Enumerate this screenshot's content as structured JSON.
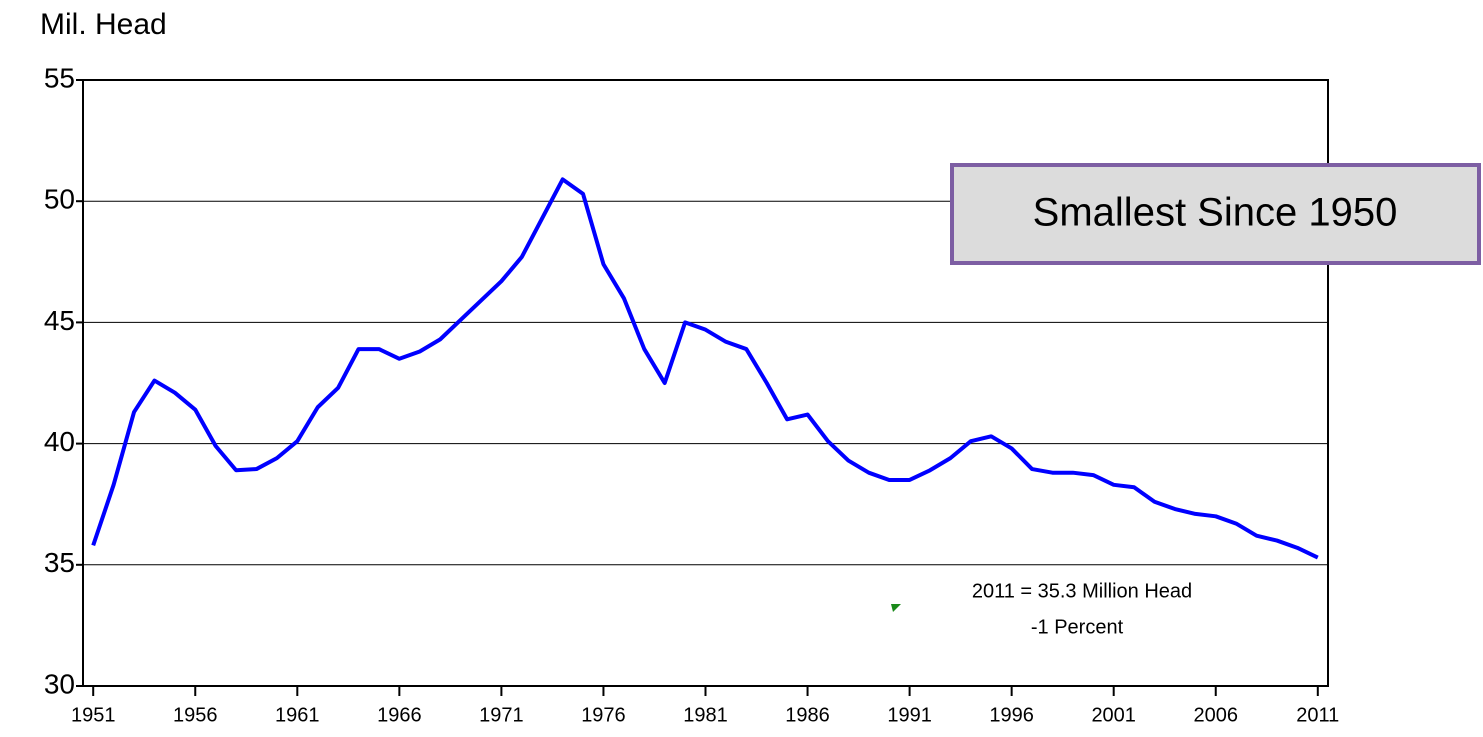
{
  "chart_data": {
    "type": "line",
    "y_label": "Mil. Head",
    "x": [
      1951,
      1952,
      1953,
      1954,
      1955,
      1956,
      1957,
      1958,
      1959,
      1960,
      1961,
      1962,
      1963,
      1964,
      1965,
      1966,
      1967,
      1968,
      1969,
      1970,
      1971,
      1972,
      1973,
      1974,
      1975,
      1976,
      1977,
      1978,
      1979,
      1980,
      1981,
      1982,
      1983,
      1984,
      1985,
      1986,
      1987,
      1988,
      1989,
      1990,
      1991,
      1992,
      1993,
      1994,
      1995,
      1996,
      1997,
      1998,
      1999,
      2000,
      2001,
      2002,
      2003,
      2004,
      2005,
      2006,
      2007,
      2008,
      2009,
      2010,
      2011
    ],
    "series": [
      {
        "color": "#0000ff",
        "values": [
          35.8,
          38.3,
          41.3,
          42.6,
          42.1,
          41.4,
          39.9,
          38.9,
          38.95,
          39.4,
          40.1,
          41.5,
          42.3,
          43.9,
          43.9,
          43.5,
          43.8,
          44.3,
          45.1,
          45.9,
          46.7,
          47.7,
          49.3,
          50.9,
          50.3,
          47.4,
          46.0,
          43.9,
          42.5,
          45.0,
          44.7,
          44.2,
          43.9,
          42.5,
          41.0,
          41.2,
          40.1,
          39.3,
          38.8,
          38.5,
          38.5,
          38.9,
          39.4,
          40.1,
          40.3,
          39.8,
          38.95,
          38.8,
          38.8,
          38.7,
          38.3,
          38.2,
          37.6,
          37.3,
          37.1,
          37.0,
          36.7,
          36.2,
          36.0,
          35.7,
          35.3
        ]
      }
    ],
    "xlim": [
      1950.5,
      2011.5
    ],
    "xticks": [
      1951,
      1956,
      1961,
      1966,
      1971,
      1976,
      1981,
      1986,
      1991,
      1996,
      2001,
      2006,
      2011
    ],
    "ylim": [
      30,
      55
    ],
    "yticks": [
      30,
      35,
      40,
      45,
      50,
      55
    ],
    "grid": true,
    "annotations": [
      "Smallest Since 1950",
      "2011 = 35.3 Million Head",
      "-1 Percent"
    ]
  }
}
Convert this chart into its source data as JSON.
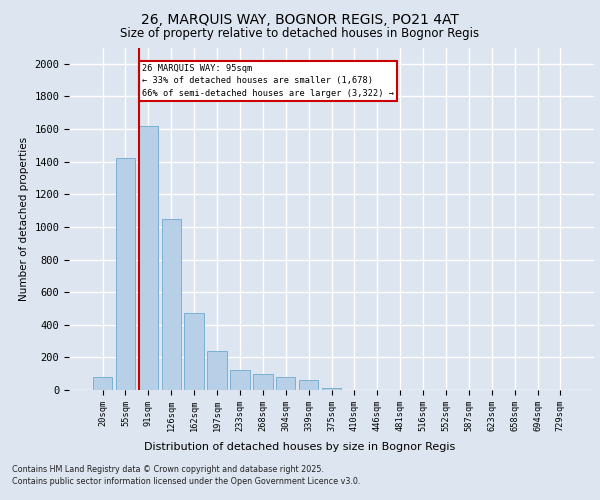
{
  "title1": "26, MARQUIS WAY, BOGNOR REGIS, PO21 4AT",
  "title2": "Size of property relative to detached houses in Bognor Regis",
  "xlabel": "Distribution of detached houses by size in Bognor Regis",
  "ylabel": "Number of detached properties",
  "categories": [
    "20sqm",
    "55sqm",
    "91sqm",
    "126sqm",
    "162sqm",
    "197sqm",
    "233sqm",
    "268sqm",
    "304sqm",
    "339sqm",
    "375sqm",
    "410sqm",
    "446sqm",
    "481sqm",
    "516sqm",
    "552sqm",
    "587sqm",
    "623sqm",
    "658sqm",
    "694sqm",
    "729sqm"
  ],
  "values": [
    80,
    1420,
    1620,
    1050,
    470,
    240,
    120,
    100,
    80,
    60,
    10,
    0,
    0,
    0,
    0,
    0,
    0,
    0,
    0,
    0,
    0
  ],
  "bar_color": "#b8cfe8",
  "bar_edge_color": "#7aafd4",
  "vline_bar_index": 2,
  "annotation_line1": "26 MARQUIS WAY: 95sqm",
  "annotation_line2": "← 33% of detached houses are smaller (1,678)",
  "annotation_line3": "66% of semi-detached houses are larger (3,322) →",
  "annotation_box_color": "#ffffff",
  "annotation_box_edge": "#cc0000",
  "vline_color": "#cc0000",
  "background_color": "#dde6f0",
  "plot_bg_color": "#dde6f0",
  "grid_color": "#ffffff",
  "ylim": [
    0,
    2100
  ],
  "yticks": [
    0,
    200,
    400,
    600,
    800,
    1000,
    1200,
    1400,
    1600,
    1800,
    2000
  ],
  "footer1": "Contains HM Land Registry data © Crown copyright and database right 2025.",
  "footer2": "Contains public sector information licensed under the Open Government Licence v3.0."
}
--
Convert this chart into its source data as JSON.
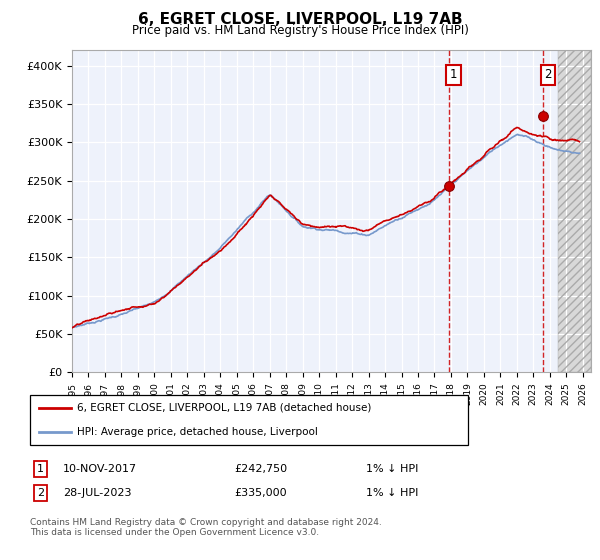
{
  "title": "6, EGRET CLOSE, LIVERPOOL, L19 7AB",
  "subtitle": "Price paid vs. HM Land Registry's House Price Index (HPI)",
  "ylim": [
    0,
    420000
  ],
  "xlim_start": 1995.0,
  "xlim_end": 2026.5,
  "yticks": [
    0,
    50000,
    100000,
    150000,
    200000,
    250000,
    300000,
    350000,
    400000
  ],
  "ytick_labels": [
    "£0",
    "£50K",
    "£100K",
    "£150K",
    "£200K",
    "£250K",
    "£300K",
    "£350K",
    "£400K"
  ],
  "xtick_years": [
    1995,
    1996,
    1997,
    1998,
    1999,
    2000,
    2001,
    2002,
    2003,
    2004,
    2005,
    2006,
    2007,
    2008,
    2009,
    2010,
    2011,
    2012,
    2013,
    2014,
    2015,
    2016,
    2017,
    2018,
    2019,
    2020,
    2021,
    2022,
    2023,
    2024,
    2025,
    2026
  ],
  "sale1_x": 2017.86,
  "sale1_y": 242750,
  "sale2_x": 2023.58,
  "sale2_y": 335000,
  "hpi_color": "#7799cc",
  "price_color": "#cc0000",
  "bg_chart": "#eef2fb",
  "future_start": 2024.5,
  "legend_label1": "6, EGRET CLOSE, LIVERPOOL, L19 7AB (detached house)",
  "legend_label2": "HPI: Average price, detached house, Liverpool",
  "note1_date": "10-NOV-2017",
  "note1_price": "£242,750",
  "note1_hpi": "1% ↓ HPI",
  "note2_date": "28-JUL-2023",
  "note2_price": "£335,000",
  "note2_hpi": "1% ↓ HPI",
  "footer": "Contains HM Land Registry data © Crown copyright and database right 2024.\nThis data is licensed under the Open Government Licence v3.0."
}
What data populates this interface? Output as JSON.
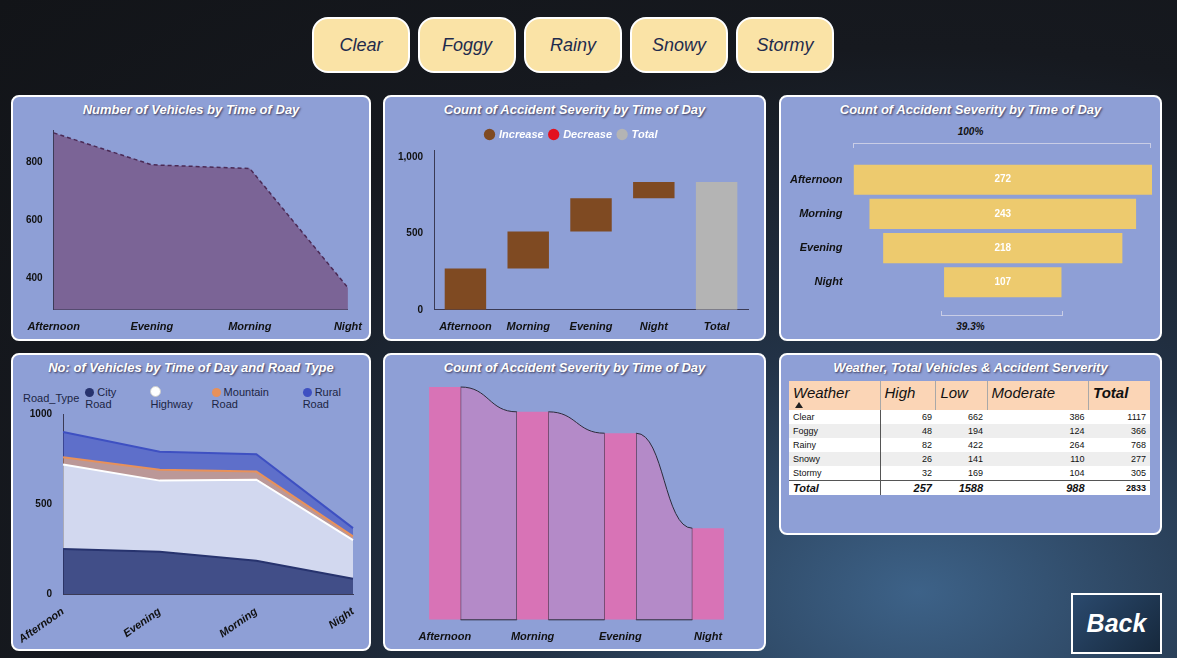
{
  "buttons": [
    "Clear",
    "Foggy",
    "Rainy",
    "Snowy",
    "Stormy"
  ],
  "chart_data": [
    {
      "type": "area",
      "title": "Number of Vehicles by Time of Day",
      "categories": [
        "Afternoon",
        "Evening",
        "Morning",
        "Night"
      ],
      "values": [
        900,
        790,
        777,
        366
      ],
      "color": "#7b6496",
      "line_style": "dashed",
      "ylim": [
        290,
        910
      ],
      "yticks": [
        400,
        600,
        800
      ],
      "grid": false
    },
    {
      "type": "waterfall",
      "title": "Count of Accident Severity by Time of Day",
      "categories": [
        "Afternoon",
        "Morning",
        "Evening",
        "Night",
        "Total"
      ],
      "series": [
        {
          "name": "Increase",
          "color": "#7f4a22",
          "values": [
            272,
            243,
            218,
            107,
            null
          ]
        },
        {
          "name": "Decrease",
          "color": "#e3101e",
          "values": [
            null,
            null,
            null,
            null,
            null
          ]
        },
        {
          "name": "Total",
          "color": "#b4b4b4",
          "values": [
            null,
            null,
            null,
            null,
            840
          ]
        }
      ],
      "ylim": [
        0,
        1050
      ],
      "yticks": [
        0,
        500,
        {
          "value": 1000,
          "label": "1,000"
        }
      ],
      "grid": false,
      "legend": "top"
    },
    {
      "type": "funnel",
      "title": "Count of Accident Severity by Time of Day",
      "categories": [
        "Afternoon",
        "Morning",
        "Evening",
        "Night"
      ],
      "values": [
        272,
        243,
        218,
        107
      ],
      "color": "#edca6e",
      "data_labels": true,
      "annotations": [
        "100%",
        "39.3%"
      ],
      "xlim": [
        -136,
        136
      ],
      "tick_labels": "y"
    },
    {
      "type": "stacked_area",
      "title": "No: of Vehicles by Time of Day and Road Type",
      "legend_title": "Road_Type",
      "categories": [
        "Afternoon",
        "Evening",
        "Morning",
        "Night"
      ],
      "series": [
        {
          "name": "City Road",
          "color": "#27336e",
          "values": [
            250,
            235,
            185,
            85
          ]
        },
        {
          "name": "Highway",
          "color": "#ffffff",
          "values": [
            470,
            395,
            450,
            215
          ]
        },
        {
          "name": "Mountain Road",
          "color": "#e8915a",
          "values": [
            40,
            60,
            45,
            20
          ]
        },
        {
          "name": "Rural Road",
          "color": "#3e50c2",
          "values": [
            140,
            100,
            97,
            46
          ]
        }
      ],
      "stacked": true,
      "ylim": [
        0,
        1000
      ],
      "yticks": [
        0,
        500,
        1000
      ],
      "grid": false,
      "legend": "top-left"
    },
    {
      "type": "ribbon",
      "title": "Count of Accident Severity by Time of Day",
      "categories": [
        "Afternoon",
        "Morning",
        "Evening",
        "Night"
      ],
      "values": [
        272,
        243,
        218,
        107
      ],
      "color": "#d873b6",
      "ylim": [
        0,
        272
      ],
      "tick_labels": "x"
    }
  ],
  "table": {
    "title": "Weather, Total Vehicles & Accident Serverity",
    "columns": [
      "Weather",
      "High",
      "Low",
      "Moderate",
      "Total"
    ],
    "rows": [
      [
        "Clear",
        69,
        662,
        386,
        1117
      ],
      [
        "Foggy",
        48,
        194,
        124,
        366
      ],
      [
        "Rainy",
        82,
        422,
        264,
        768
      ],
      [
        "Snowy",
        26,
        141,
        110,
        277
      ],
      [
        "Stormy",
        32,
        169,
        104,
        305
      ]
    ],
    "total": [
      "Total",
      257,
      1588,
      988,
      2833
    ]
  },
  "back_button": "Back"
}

- INSTRUCTIONS TO FOLLOW -
Show each line in the entries that holds the string "right".

- SOLUTION BELOW -
  "footer1": "Contains HM Land Registry data © Crown copyright and database right 2025.",
  "footer": "Contains HM Land Registry data © Crown copyright and database right 2024.\nThis data is licensed under the Open Government Licence v3.0."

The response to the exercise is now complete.